— start —

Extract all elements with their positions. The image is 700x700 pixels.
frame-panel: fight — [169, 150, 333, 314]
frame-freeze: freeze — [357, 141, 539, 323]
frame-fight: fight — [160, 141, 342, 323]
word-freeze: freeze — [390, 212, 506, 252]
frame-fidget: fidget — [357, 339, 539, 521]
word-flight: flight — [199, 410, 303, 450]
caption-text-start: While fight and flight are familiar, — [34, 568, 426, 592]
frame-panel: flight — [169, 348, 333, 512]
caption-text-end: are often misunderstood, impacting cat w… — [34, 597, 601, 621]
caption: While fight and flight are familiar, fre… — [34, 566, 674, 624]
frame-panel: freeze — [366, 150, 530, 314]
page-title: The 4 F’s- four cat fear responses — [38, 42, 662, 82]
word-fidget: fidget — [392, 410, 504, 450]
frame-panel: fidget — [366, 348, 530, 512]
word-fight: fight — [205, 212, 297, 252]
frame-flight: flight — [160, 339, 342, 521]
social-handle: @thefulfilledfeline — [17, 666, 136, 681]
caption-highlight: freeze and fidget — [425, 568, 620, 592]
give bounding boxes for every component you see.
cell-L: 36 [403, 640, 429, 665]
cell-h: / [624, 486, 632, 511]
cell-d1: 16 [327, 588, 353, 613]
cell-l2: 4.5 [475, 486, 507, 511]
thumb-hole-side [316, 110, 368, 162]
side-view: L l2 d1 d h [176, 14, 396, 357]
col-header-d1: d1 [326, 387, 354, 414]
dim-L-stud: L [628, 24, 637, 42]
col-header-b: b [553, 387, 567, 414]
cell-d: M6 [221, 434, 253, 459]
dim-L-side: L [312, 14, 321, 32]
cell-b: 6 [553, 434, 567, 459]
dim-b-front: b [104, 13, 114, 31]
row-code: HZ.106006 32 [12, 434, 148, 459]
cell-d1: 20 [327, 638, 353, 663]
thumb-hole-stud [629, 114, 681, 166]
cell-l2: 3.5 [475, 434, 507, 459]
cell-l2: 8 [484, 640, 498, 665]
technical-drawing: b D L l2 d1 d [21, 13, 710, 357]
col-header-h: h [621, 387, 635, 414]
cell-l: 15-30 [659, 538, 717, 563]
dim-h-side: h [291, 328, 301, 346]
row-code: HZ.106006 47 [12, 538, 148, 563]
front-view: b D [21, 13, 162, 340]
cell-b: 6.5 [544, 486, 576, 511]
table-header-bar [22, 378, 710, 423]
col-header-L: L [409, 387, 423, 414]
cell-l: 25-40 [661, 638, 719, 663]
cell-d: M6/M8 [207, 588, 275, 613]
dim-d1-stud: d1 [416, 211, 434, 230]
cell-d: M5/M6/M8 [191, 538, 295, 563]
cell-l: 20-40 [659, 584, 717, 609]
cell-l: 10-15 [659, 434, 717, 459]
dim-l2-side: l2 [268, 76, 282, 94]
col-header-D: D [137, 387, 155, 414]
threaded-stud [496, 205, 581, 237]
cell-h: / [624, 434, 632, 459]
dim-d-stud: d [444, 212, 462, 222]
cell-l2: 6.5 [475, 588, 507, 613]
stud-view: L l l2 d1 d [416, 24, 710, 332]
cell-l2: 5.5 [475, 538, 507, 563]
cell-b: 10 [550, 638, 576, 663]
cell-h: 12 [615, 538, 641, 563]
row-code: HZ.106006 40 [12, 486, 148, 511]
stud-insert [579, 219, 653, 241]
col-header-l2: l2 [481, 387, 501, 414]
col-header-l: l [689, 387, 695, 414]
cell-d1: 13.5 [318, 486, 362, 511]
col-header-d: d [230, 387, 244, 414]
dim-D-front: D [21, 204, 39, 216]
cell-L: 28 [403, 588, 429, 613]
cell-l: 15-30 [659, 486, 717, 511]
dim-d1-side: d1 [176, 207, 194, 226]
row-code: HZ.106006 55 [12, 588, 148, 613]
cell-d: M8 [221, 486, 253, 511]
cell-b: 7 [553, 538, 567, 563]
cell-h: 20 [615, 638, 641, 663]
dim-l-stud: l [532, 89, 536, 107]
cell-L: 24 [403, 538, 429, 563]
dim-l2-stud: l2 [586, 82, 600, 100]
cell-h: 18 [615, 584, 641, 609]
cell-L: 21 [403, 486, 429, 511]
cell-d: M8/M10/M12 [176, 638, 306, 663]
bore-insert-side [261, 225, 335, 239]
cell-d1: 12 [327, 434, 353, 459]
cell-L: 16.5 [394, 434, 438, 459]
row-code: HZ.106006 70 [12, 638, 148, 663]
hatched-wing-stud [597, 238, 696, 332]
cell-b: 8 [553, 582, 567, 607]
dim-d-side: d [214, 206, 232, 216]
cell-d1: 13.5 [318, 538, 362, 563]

— end —

- [Set task] Can you reproduce all of the records above verbatim, line for line, changing nothing?

- [Result of the task]
Extract all elements with their positions. The image is 700x700 pixels.
frame-panel: fight — [169, 150, 333, 314]
frame-freeze: freeze — [357, 141, 539, 323]
frame-fight: fight — [160, 141, 342, 323]
word-freeze: freeze — [390, 212, 506, 252]
frame-fidget: fidget — [357, 339, 539, 521]
word-flight: flight — [199, 410, 303, 450]
caption-text-start: While fight and flight are familiar, — [34, 568, 426, 592]
frame-panel: flight — [169, 348, 333, 512]
caption-text-end: are often misunderstood, impacting cat w… — [34, 597, 601, 621]
caption: While fight and flight are familiar, fre… — [34, 566, 674, 624]
frame-panel: freeze — [366, 150, 530, 314]
page-title: The 4 F’s- four cat fear responses — [38, 42, 662, 82]
word-fidget: fidget — [392, 410, 504, 450]
frame-panel: fidget — [366, 348, 530, 512]
word-fight: fight — [205, 212, 297, 252]
frame-flight: flight — [160, 339, 342, 521]
social-handle: @thefulfilledfeline — [17, 666, 136, 681]
caption-highlight: freeze and fidget — [425, 568, 620, 592]
give bounding boxes for every component you see.
cell-L: 36 [403, 640, 429, 665]
cell-h: / [624, 486, 632, 511]
cell-d1: 16 [327, 588, 353, 613]
cell-l2: 4.5 [475, 486, 507, 511]
thumb-hole-side [316, 110, 368, 162]
side-view: L l2 d1 d h [176, 14, 396, 357]
col-header-d1: d1 [326, 387, 354, 414]
dim-L-stud: L [628, 24, 637, 42]
col-header-b: b [553, 387, 567, 414]
cell-d: M6 [221, 434, 253, 459]
dim-L-side: L [312, 14, 321, 32]
cell-b: 6 [553, 434, 567, 459]
dim-b-front: b [104, 13, 114, 31]
row-code: HZ.106006 32 [12, 434, 148, 459]
cell-d1: 20 [327, 638, 353, 663]
thumb-hole-stud [629, 114, 681, 166]
cell-l2: 3.5 [475, 434, 507, 459]
cell-l2: 8 [484, 640, 498, 665]
technical-drawing: b D L l2 d1 d [21, 13, 710, 357]
col-header-h: h [621, 387, 635, 414]
cell-l: 15-30 [659, 538, 717, 563]
dim-h-side: h [291, 328, 301, 346]
row-code: HZ.106006 47 [12, 538, 148, 563]
front-view: b D [21, 13, 162, 340]
cell-b: 6.5 [544, 486, 576, 511]
table-header-bar [22, 378, 710, 423]
col-header-L: L [409, 387, 423, 414]
cell-l: 25-40 [661, 638, 719, 663]
cell-d: M6/M8 [207, 588, 275, 613]
dim-d1-stud: d1 [416, 211, 434, 230]
cell-d: M5/M6/M8 [191, 538, 295, 563]
cell-l: 20-40 [659, 584, 717, 609]
cell-l: 10-15 [659, 434, 717, 459]
dim-l2-side: l2 [268, 76, 282, 94]
col-header-D: D [137, 387, 155, 414]
threaded-stud [496, 205, 581, 237]
cell-h: / [624, 434, 632, 459]
dim-d-stud: d [444, 212, 462, 222]
cell-l2: 6.5 [475, 588, 507, 613]
stud-view: L l l2 d1 d [416, 24, 710, 332]
cell-l2: 5.5 [475, 538, 507, 563]
cell-b: 10 [550, 638, 576, 663]
cell-h: 12 [615, 538, 641, 563]
row-code: HZ.106006 40 [12, 486, 148, 511]
stud-insert [579, 219, 653, 241]
col-header-l2: l2 [481, 387, 501, 414]
col-header-l: l [689, 387, 695, 414]
cell-d1: 13.5 [318, 486, 362, 511]
col-header-d: d [230, 387, 244, 414]
dim-D-front: D [21, 204, 39, 216]
cell-L: 28 [403, 588, 429, 613]
cell-l: 15-30 [659, 486, 717, 511]
dim-d1-side: d1 [176, 207, 194, 226]
row-code: HZ.106006 55 [12, 588, 148, 613]
cell-d: M8 [221, 486, 253, 511]
cell-b: 7 [553, 538, 567, 563]
cell-h: 20 [615, 638, 641, 663]
dim-l-stud: l [532, 89, 536, 107]
cell-L: 24 [403, 538, 429, 563]
dim-l2-stud: l2 [586, 82, 600, 100]
cell-h: 18 [615, 584, 641, 609]
cell-L: 21 [403, 486, 429, 511]
cell-d: M8/M10/M12 [176, 638, 306, 663]
bore-insert-side [261, 225, 335, 239]
cell-d1: 12 [327, 434, 353, 459]
cell-L: 16.5 [394, 434, 438, 459]
row-code: HZ.106006 70 [12, 638, 148, 663]
hatched-wing-stud [597, 238, 696, 332]
cell-b: 8 [553, 582, 567, 607]
dim-d-side: d [214, 206, 232, 216]
cell-d1: 13.5 [318, 538, 362, 563]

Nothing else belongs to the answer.